> **Exercise instructions**: All of the records below must be output exactly, with no pictures carried over.

> **Source material**:
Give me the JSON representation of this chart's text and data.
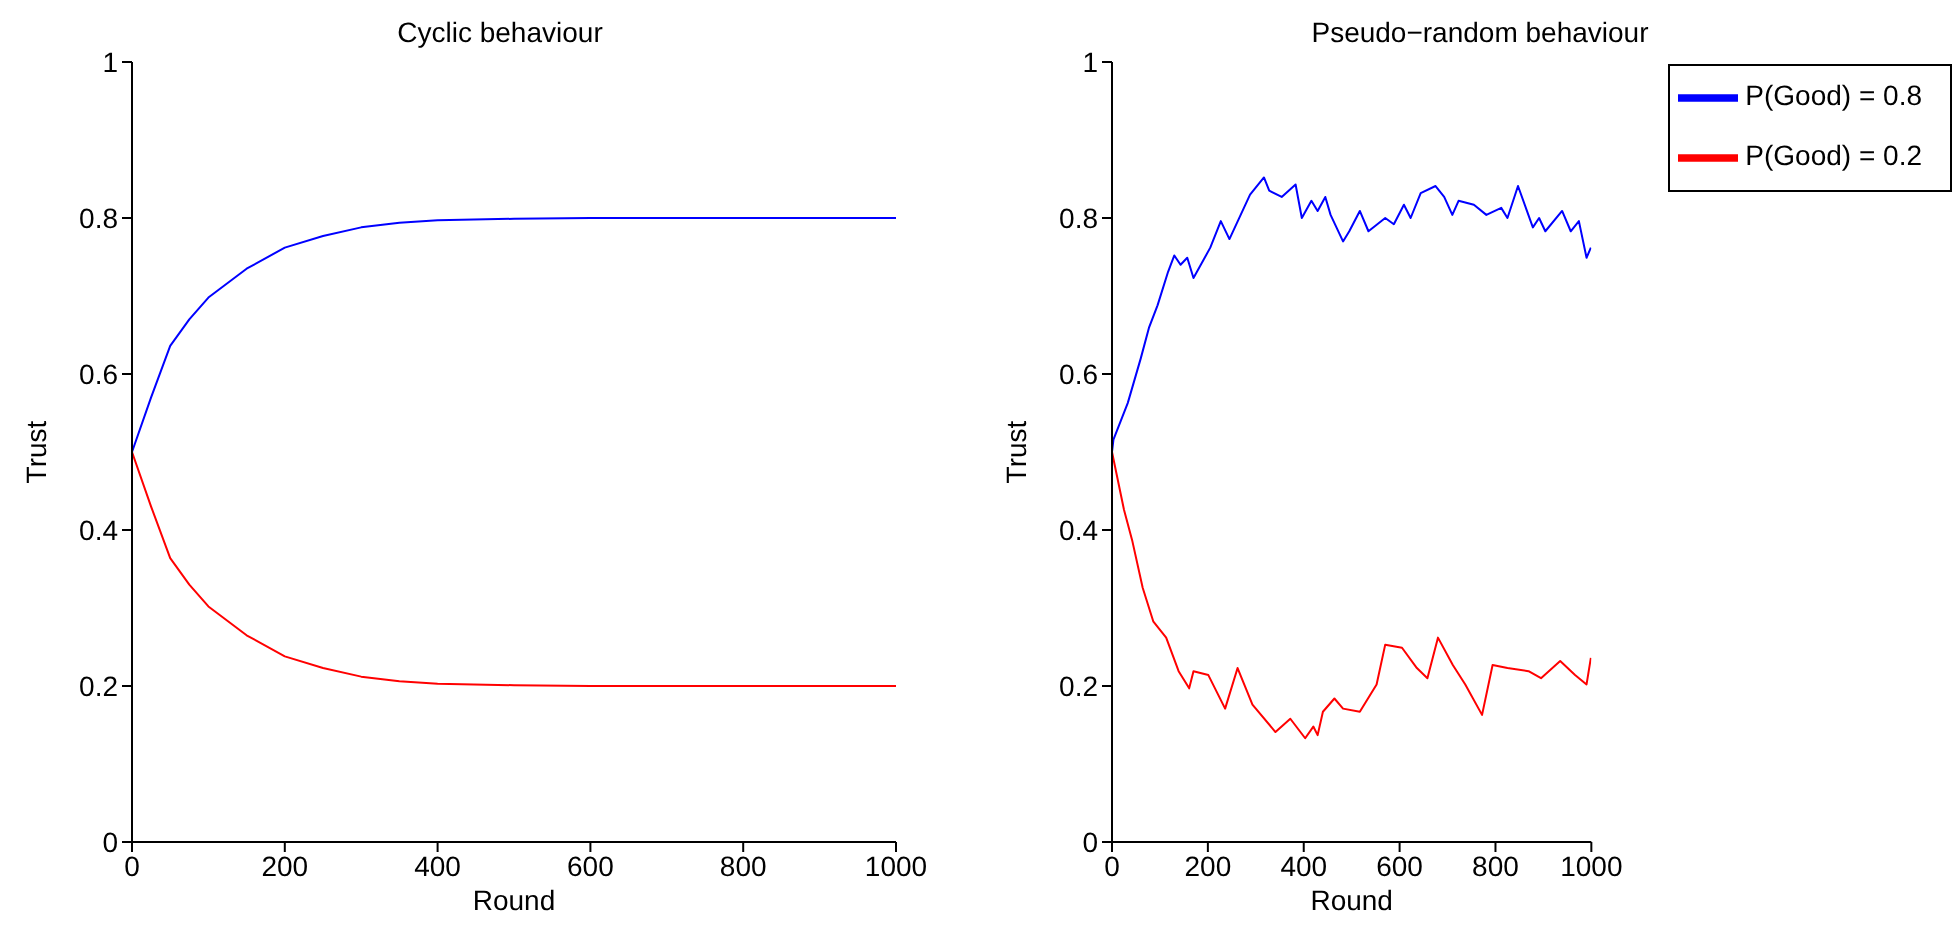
{
  "chart_data": [
    {
      "type": "line",
      "title": "Cyclic behaviour",
      "xlabel": "Round",
      "ylabel": "Trust",
      "xlim": [
        0,
        1000
      ],
      "xticks": [
        0,
        200,
        400,
        600,
        800,
        1000
      ],
      "ylim": [
        0,
        1
      ],
      "yticks": [
        0,
        0.2,
        0.4,
        0.6,
        0.8,
        1
      ],
      "grid": false,
      "legend": false,
      "marker": "none",
      "line_style": "solid",
      "series": [
        {
          "color": "#0000ff",
          "x": [
            0,
            25,
            50,
            75,
            100,
            150,
            200,
            250,
            300,
            350,
            400,
            500,
            600,
            800,
            1000
          ],
          "values": [
            0.5,
            0.57,
            0.636,
            0.67,
            0.698,
            0.735,
            0.762,
            0.777,
            0.788,
            0.794,
            0.797,
            0.799,
            0.8,
            0.8,
            0.8
          ]
        },
        {
          "color": "#ff0000",
          "x": [
            0,
            25,
            50,
            75,
            100,
            150,
            200,
            250,
            300,
            350,
            400,
            500,
            600,
            800,
            1000
          ],
          "values": [
            0.5,
            0.43,
            0.364,
            0.33,
            0.302,
            0.265,
            0.238,
            0.223,
            0.212,
            0.206,
            0.203,
            0.201,
            0.2,
            0.2,
            0.2
          ]
        }
      ]
    },
    {
      "type": "line",
      "title": "Pseudo−random behaviour",
      "xlabel": "Round",
      "ylabel": "Trust",
      "xlim": [
        0,
        1000
      ],
      "xticks": [
        0,
        200,
        400,
        600,
        800,
        1000
      ],
      "ylim": [
        0,
        1
      ],
      "yticks": [
        0,
        0.2,
        0.4,
        0.6,
        0.8,
        1
      ],
      "grid": false,
      "legend": "top right",
      "marker": "none",
      "line_style": "solid",
      "series": [
        {
          "name": "P(Good) = 0.8",
          "color": "#0000ff",
          "x": [
            0,
            3,
            33,
            60,
            77,
            95,
            117,
            130,
            143,
            157,
            170,
            205,
            227,
            245,
            288,
            317,
            328,
            354,
            383,
            396,
            416,
            429,
            445,
            456,
            482,
            495,
            517,
            535,
            570,
            588,
            609,
            623,
            644,
            675,
            693,
            710,
            723,
            755,
            781,
            812,
            825,
            847,
            878,
            891,
            904,
            939,
            957,
            974,
            990,
            999
          ],
          "values": [
            0.5,
            0.516,
            0.563,
            0.62,
            0.659,
            0.688,
            0.731,
            0.752,
            0.74,
            0.749,
            0.723,
            0.762,
            0.796,
            0.773,
            0.83,
            0.852,
            0.835,
            0.827,
            0.843,
            0.8,
            0.822,
            0.809,
            0.827,
            0.804,
            0.77,
            0.783,
            0.809,
            0.783,
            0.8,
            0.792,
            0.817,
            0.8,
            0.832,
            0.841,
            0.827,
            0.804,
            0.822,
            0.817,
            0.804,
            0.813,
            0.8,
            0.841,
            0.788,
            0.8,
            0.783,
            0.809,
            0.783,
            0.796,
            0.749,
            0.762
          ]
        },
        {
          "name": "P(Good) = 0.2",
          "color": "#ff0000",
          "x": [
            0,
            25,
            42,
            64,
            86,
            113,
            139,
            161,
            170,
            201,
            236,
            262,
            293,
            341,
            372,
            403,
            420,
            429,
            440,
            464,
            482,
            517,
            552,
            570,
            605,
            636,
            658,
            680,
            711,
            737,
            772,
            794,
            825,
            869,
            895,
            935,
            966,
            990,
            999
          ],
          "values": [
            0.5,
            0.426,
            0.387,
            0.326,
            0.283,
            0.262,
            0.219,
            0.197,
            0.219,
            0.214,
            0.171,
            0.223,
            0.176,
            0.141,
            0.158,
            0.133,
            0.148,
            0.137,
            0.167,
            0.184,
            0.171,
            0.167,
            0.202,
            0.253,
            0.249,
            0.223,
            0.21,
            0.262,
            0.227,
            0.202,
            0.163,
            0.227,
            0.223,
            0.219,
            0.21,
            0.232,
            0.214,
            0.202,
            0.236
          ]
        }
      ]
    }
  ]
}
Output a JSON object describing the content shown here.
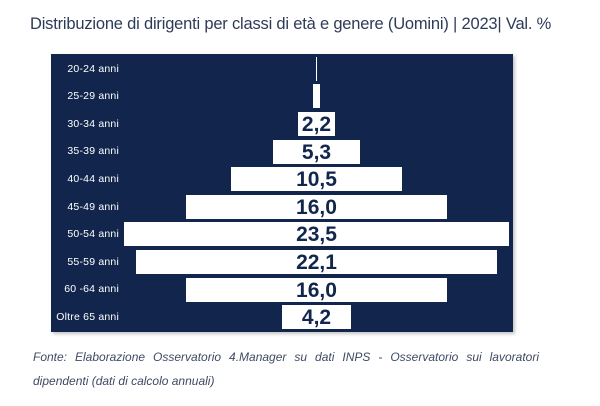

> **Response to the exercise**:
Give me the JSON representation of this chart's text and data.
{
  "chart_data": [
    {
      "type": "line",
      "title": "Cyclic behaviour",
      "xlabel": "Round",
      "ylabel": "Trust",
      "xlim": [
        0,
        1000
      ],
      "xticks": [
        0,
        200,
        400,
        600,
        800,
        1000
      ],
      "ylim": [
        0,
        1
      ],
      "yticks": [
        0,
        0.2,
        0.4,
        0.6,
        0.8,
        1
      ],
      "grid": false,
      "legend": false,
      "marker": "none",
      "line_style": "solid",
      "series": [
        {
          "color": "#0000ff",
          "x": [
            0,
            25,
            50,
            75,
            100,
            150,
            200,
            250,
            300,
            350,
            400,
            500,
            600,
            800,
            1000
          ],
          "values": [
            0.5,
            0.57,
            0.636,
            0.67,
            0.698,
            0.735,
            0.762,
            0.777,
            0.788,
            0.794,
            0.797,
            0.799,
            0.8,
            0.8,
            0.8
          ]
        },
        {
          "color": "#ff0000",
          "x": [
            0,
            25,
            50,
            75,
            100,
            150,
            200,
            250,
            300,
            350,
            400,
            500,
            600,
            800,
            1000
          ],
          "values": [
            0.5,
            0.43,
            0.364,
            0.33,
            0.302,
            0.265,
            0.238,
            0.223,
            0.212,
            0.206,
            0.203,
            0.201,
            0.2,
            0.2,
            0.2
          ]
        }
      ]
    },
    {
      "type": "line",
      "title": "Pseudo−random behaviour",
      "xlabel": "Round",
      "ylabel": "Trust",
      "xlim": [
        0,
        1000
      ],
      "xticks": [
        0,
        200,
        400,
        600,
        800,
        1000
      ],
      "ylim": [
        0,
        1
      ],
      "yticks": [
        0,
        0.2,
        0.4,
        0.6,
        0.8,
        1
      ],
      "grid": false,
      "legend": "top right",
      "marker": "none",
      "line_style": "solid",
      "series": [
        {
          "name": "P(Good) = 0.8",
          "color": "#0000ff",
          "x": [
            0,
            3,
            33,
            60,
            77,
            95,
            117,
            130,
            143,
            157,
            170,
            205,
            227,
            245,
            288,
            317,
            328,
            354,
            383,
            396,
            416,
            429,
            445,
            456,
            482,
            495,
            517,
            535,
            570,
            588,
            609,
            623,
            644,
            675,
            693,
            710,
            723,
            755,
            781,
            812,
            825,
            847,
            878,
            891,
            904,
            939,
            957,
            974,
            990,
            999
          ],
          "values": [
            0.5,
            0.516,
            0.563,
            0.62,
            0.659,
            0.688,
            0.731,
            0.752,
            0.74,
            0.749,
            0.723,
            0.762,
            0.796,
            0.773,
            0.83,
            0.852,
            0.835,
            0.827,
            0.843,
            0.8,
            0.822,
            0.809,
            0.827,
            0.804,
            0.77,
            0.783,
            0.809,
            0.783,
            0.8,
            0.792,
            0.817,
            0.8,
            0.832,
            0.841,
            0.827,
            0.804,
            0.822,
            0.817,
            0.804,
            0.813,
            0.8,
            0.841,
            0.788,
            0.8,
            0.783,
            0.809,
            0.783,
            0.796,
            0.749,
            0.762
          ]
        },
        {
          "name": "P(Good) = 0.2",
          "color": "#ff0000",
          "x": [
            0,
            25,
            42,
            64,
            86,
            113,
            139,
            161,
            170,
            201,
            236,
            262,
            293,
            341,
            372,
            403,
            420,
            429,
            440,
            464,
            482,
            517,
            552,
            570,
            605,
            636,
            658,
            680,
            711,
            737,
            772,
            794,
            825,
            869,
            895,
            935,
            966,
            990,
            999
          ],
          "values": [
            0.5,
            0.426,
            0.387,
            0.326,
            0.283,
            0.262,
            0.219,
            0.197,
            0.219,
            0.214,
            0.171,
            0.223,
            0.176,
            0.141,
            0.158,
            0.133,
            0.148,
            0.137,
            0.167,
            0.184,
            0.171,
            0.167,
            0.202,
            0.253,
            0.249,
            0.223,
            0.21,
            0.262,
            0.227,
            0.202,
            0.163,
            0.227,
            0.223,
            0.219,
            0.21,
            0.232,
            0.214,
            0.202,
            0.236
          ]
        }
      ]
    }
  ]
}
Output a JSON object describing the content shown here.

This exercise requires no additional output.